--- Records for this exercise ---
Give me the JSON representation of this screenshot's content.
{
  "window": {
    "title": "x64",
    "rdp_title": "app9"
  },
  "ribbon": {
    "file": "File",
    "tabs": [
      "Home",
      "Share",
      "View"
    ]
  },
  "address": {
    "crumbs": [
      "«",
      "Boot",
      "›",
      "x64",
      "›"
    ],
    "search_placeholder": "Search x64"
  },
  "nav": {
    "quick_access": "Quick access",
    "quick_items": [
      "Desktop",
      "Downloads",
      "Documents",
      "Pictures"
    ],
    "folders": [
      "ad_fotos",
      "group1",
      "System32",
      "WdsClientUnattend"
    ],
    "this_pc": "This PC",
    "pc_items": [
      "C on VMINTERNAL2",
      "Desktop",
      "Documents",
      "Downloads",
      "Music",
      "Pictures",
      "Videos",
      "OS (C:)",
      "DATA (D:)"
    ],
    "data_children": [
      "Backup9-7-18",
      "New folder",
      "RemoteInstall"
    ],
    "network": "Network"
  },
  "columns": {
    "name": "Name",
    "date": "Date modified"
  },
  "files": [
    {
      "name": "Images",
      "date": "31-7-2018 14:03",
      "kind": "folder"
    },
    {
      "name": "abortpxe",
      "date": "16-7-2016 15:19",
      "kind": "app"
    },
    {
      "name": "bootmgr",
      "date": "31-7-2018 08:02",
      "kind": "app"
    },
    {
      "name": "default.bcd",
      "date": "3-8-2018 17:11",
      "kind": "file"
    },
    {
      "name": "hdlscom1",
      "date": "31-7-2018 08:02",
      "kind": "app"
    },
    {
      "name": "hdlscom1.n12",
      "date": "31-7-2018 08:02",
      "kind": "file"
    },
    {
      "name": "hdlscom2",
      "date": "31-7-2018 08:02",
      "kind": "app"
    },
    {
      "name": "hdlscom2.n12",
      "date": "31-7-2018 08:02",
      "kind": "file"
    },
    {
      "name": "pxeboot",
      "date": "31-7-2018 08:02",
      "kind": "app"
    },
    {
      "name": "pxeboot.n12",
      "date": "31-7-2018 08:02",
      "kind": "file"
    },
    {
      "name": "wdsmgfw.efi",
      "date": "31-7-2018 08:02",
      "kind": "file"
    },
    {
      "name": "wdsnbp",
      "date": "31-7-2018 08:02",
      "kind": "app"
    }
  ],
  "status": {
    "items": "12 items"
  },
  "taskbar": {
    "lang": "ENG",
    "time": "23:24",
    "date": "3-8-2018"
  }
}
---
Set task:
Transcribe the data above in full, exactly.

Written solution:
Give me the JSON representation of this screenshot's content.
{
  "window": {
    "title": "x64",
    "rdp_title": "app9"
  },
  "ribbon": {
    "file": "File",
    "tabs": [
      "Home",
      "Share",
      "View"
    ]
  },
  "address": {
    "crumbs": [
      "«",
      "Boot",
      "›",
      "x64",
      "›"
    ],
    "search_placeholder": "Search x64"
  },
  "nav": {
    "quick_access": "Quick access",
    "quick_items": [
      "Desktop",
      "Downloads",
      "Documents",
      "Pictures"
    ],
    "folders": [
      "ad_fotos",
      "group1",
      "System32",
      "WdsClientUnattend"
    ],
    "this_pc": "This PC",
    "pc_items": [
      "C on VMINTERNAL2",
      "Desktop",
      "Documents",
      "Downloads",
      "Music",
      "Pictures",
      "Videos",
      "OS (C:)",
      "DATA (D:)"
    ],
    "data_children": [
      "Backup9-7-18",
      "New folder",
      "RemoteInstall"
    ],
    "network": "Network"
  },
  "columns": {
    "name": "Name",
    "date": "Date modified"
  },
  "files": [
    {
      "name": "Images",
      "date": "31-7-2018 14:03",
      "kind": "folder"
    },
    {
      "name": "abortpxe",
      "date": "16-7-2016 15:19",
      "kind": "app"
    },
    {
      "name": "bootmgr",
      "date": "31-7-2018 08:02",
      "kind": "app"
    },
    {
      "name": "default.bcd",
      "date": "3-8-2018 17:11",
      "kind": "file"
    },
    {
      "name": "hdlscom1",
      "date": "31-7-2018 08:02",
      "kind": "app"
    },
    {
      "name": "hdlscom1.n12",
      "date": "31-7-2018 08:02",
      "kind": "file"
    },
    {
      "name": "hdlscom2",
      "date": "31-7-2018 08:02",
      "kind": "app"
    },
    {
      "name": "hdlscom2.n12",
      "date": "31-7-2018 08:02",
      "kind": "file"
    },
    {
      "name": "pxeboot",
      "date": "31-7-2018 08:02",
      "kind": "app"
    },
    {
      "name": "pxeboot.n12",
      "date": "31-7-2018 08:02",
      "kind": "file"
    },
    {
      "name": "wdsmgfw.efi",
      "date": "31-7-2018 08:02",
      "kind": "file"
    },
    {
      "name": "wdsnbp",
      "date": "31-7-2018 08:02",
      "kind": "app"
    }
  ],
  "status": {
    "items": "12 items"
  },
  "taskbar": {
    "lang": "ENG",
    "time": "23:24",
    "date": "3-8-2018"
  }
}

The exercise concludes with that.